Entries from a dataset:
----

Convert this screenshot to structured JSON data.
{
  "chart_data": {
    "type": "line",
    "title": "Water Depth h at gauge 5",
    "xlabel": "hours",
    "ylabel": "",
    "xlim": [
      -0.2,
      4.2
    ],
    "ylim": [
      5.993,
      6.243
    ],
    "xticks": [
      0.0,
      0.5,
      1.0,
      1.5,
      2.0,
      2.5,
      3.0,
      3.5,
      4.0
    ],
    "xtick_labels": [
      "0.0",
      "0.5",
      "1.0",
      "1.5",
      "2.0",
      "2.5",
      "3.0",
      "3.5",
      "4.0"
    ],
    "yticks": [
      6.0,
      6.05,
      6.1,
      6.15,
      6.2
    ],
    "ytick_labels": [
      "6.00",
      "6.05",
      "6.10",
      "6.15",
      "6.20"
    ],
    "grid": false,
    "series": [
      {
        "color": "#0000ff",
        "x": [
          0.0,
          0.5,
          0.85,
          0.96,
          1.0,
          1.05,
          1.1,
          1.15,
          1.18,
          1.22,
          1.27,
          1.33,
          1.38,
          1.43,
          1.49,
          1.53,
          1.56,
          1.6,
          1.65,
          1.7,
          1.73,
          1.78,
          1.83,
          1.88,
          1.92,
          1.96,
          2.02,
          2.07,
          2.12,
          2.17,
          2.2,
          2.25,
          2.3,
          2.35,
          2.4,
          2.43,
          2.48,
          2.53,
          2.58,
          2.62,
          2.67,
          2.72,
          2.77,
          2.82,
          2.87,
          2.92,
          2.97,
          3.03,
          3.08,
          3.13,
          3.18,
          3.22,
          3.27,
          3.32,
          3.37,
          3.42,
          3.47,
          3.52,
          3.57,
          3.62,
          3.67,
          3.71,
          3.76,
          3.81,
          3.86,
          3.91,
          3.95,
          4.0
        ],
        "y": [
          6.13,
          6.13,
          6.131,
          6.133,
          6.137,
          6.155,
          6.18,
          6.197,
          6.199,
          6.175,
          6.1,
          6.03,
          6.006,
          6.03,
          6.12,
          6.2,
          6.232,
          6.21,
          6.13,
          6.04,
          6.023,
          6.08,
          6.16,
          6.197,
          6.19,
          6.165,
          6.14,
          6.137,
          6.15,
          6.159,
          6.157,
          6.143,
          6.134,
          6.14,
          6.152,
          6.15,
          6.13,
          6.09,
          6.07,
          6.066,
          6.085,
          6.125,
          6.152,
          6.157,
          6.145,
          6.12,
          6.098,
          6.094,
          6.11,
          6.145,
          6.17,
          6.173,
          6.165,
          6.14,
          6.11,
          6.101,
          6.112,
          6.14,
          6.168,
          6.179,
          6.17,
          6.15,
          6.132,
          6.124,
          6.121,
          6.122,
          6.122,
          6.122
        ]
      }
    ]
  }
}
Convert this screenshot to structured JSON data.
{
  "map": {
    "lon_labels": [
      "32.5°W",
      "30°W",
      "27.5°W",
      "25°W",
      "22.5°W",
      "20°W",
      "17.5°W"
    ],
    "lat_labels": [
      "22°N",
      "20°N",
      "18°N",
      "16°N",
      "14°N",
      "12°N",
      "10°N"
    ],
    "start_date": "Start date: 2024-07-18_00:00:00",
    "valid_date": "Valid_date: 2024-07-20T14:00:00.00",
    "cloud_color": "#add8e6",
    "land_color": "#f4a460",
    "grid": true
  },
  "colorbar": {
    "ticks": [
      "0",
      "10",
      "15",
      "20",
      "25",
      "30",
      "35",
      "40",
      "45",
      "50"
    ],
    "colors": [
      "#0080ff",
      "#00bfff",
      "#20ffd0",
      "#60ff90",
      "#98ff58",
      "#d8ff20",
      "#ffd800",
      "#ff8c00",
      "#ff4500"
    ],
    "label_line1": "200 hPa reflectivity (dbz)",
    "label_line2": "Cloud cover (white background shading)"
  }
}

----

Task to carry out ::
Can you give every line above again, exactly as written?

Result ::
Convert this screenshot to structured JSON data.
{
  "chart_data": {
    "type": "line",
    "title": "Water Depth h at gauge 5",
    "xlabel": "hours",
    "ylabel": "",
    "xlim": [
      -0.2,
      4.2
    ],
    "ylim": [
      5.993,
      6.243
    ],
    "xticks": [
      0.0,
      0.5,
      1.0,
      1.5,
      2.0,
      2.5,
      3.0,
      3.5,
      4.0
    ],
    "xtick_labels": [
      "0.0",
      "0.5",
      "1.0",
      "1.5",
      "2.0",
      "2.5",
      "3.0",
      "3.5",
      "4.0"
    ],
    "yticks": [
      6.0,
      6.05,
      6.1,
      6.15,
      6.2
    ],
    "ytick_labels": [
      "6.00",
      "6.05",
      "6.10",
      "6.15",
      "6.20"
    ],
    "grid": false,
    "series": [
      {
        "color": "#0000ff",
        "x": [
          0.0,
          0.5,
          0.85,
          0.96,
          1.0,
          1.05,
          1.1,
          1.15,
          1.18,
          1.22,
          1.27,
          1.33,
          1.38,
          1.43,
          1.49,
          1.53,
          1.56,
          1.6,
          1.65,
          1.7,
          1.73,
          1.78,
          1.83,
          1.88,
          1.92,
          1.96,
          2.02,
          2.07,
          2.12,
          2.17,
          2.2,
          2.25,
          2.3,
          2.35,
          2.4,
          2.43,
          2.48,
          2.53,
          2.58,
          2.62,
          2.67,
          2.72,
          2.77,
          2.82,
          2.87,
          2.92,
          2.97,
          3.03,
          3.08,
          3.13,
          3.18,
          3.22,
          3.27,
          3.32,
          3.37,
          3.42,
          3.47,
          3.52,
          3.57,
          3.62,
          3.67,
          3.71,
          3.76,
          3.81,
          3.86,
          3.91,
          3.95,
          4.0
        ],
        "y": [
          6.13,
          6.13,
          6.131,
          6.133,
          6.137,
          6.155,
          6.18,
          6.197,
          6.199,
          6.175,
          6.1,
          6.03,
          6.006,
          6.03,
          6.12,
          6.2,
          6.232,
          6.21,
          6.13,
          6.04,
          6.023,
          6.08,
          6.16,
          6.197,
          6.19,
          6.165,
          6.14,
          6.137,
          6.15,
          6.159,
          6.157,
          6.143,
          6.134,
          6.14,
          6.152,
          6.15,
          6.13,
          6.09,
          6.07,
          6.066,
          6.085,
          6.125,
          6.152,
          6.157,
          6.145,
          6.12,
          6.098,
          6.094,
          6.11,
          6.145,
          6.17,
          6.173,
          6.165,
          6.14,
          6.11,
          6.101,
          6.112,
          6.14,
          6.168,
          6.179,
          6.17,
          6.15,
          6.132,
          6.124,
          6.121,
          6.122,
          6.122,
          6.122
        ]
      }
    ]
  }
}
Convert this screenshot to structured JSON data.
{
  "map": {
    "lon_labels": [
      "32.5°W",
      "30°W",
      "27.5°W",
      "25°W",
      "22.5°W",
      "20°W",
      "17.5°W"
    ],
    "lat_labels": [
      "22°N",
      "20°N",
      "18°N",
      "16°N",
      "14°N",
      "12°N",
      "10°N"
    ],
    "start_date": "Start date: 2024-07-18_00:00:00",
    "valid_date": "Valid_date: 2024-07-20T14:00:00.00",
    "cloud_color": "#add8e6",
    "land_color": "#f4a460",
    "grid": true
  },
  "colorbar": {
    "ticks": [
      "0",
      "10",
      "15",
      "20",
      "25",
      "30",
      "35",
      "40",
      "45",
      "50"
    ],
    "colors": [
      "#0080ff",
      "#00bfff",
      "#20ffd0",
      "#60ff90",
      "#98ff58",
      "#d8ff20",
      "#ffd800",
      "#ff8c00",
      "#ff4500"
    ],
    "label_line1": "200 hPa reflectivity (dbz)",
    "label_line2": "Cloud cover (white background shading)"
  }
}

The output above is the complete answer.